▶ Materials provided:

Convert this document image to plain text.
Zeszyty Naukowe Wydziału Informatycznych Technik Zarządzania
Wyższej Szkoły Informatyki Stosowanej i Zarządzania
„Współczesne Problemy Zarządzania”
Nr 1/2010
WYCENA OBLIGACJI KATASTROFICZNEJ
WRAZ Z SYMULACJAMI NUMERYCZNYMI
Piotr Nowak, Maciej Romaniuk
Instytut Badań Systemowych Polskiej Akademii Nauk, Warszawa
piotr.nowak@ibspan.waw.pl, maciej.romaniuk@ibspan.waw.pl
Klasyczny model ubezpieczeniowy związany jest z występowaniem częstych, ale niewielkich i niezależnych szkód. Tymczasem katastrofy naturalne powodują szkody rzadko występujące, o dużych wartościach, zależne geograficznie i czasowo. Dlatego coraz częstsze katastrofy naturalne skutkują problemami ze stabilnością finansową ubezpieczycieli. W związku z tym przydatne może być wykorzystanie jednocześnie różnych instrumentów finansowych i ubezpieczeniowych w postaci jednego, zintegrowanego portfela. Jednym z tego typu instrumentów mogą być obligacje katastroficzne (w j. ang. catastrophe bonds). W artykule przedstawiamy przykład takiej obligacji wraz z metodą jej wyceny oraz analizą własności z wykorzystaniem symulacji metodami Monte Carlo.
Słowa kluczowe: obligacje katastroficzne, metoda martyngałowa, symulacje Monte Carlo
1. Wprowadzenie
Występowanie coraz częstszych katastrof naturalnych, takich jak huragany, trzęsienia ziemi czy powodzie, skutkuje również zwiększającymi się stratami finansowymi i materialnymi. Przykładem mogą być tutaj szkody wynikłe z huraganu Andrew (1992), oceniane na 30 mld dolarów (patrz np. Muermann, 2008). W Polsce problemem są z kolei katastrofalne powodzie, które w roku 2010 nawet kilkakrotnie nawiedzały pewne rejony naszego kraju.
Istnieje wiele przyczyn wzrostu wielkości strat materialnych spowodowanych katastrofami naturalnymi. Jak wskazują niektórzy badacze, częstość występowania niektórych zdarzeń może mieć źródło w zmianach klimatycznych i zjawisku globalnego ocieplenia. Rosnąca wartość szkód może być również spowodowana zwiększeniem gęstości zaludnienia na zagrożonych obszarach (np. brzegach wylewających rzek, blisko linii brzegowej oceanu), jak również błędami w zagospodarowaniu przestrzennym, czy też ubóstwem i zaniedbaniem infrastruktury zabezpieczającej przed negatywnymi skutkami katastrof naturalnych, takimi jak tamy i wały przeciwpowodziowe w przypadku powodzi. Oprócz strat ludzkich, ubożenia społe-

▶ Your objective:
Extract each line of the material exactly as it stands.

▶ Result:
Convert this document image to plain text.
Zeszyty Naukowe Wydziału Informatycznych Technik Zarządzania
Wyższej Szkoły Informatyki Stosowanej i Zarządzania
„Współczesne Problemy Zarządzania”
Nr 1/2010
WYCENA OBLIGACJI KATASTROFICZNEJ
WRAZ Z SYMULACJAMI NUMERYCZNYMI
Piotr Nowak, Maciej Romaniuk
Instytut Badań Systemowych Polskiej Akademii Nauk, Warszawa
piotr.nowak@ibspan.waw.pl, maciej.romaniuk@ibspan.waw.pl
Klasyczny model ubezpieczeniowy związany jest z występowaniem częstych, ale niewielkich i niezależnych szkód. Tymczasem katastrofy naturalne powodują szkody rzadko występujące, o dużych wartościach, zależne geograficznie i czasowo. Dlatego coraz częstsze katastrofy naturalne skutkują problemami ze stabilnością finansową ubezpieczycieli. W związku z tym przydatne może być wykorzystanie jednocześnie różnych instrumentów finansowych i ubezpieczeniowych w postaci jednego, zintegrowanego portfela. Jednym z tego typu instrumentów mogą być obligacje katastroficzne (w j. ang. catastrophe bonds). W artykule przedstawiamy przykład takiej obligacji wraz z metodą jej wyceny oraz analizą własności z wykorzystaniem symulacji metodami Monte Carlo.
Słowa kluczowe: obligacje katastroficzne, metoda martyngałowa, symulacje Monte Carlo
1. Wprowadzenie
Występowanie coraz częstszych katastrof naturalnych, takich jak huragany, trzęsienia ziemi czy powodzie, skutkuje również zwiększającymi się stratami finansowymi i materialnymi. Przykładem mogą być tutaj szkody wynikłe z huraganu Andrew (1992), oceniane na 30 mld dolarów (patrz np. Muermann, 2008). W Polsce problemem są z kolei katastrofalne powodzie, które w roku 2010 nawet kilkakrotnie nawiedzały pewne rejony naszego kraju.
Istnieje wiele przyczyn wzrostu wielkości strat materialnych spowodowanych katastrofami naturalnymi. Jak wskazują niektórzy badacze, częstość występowania niektórych zdarzeń może mieć źródło w zmianach klimatycznych i zjawisku globalnego ocieplenia. Rosnąca wartość szkód może być również spowodowana zwiększeniem gęstości zaludnienia na zagrożonych obszarach (np. brzegach wylewających rzek, blisko linii brzegowej oceanu), jak również błędami w zagospodarowaniu przestrzennym, czy też ubóstwem i zaniedbaniem infrastruktury zabezpieczającej przed negatywnymi skutkami katastrof naturalnych, takimi jak tamy i wały przeciwpowodziowe w przypadku powodzi. Oprócz strat ludzkich, ubożenia społe-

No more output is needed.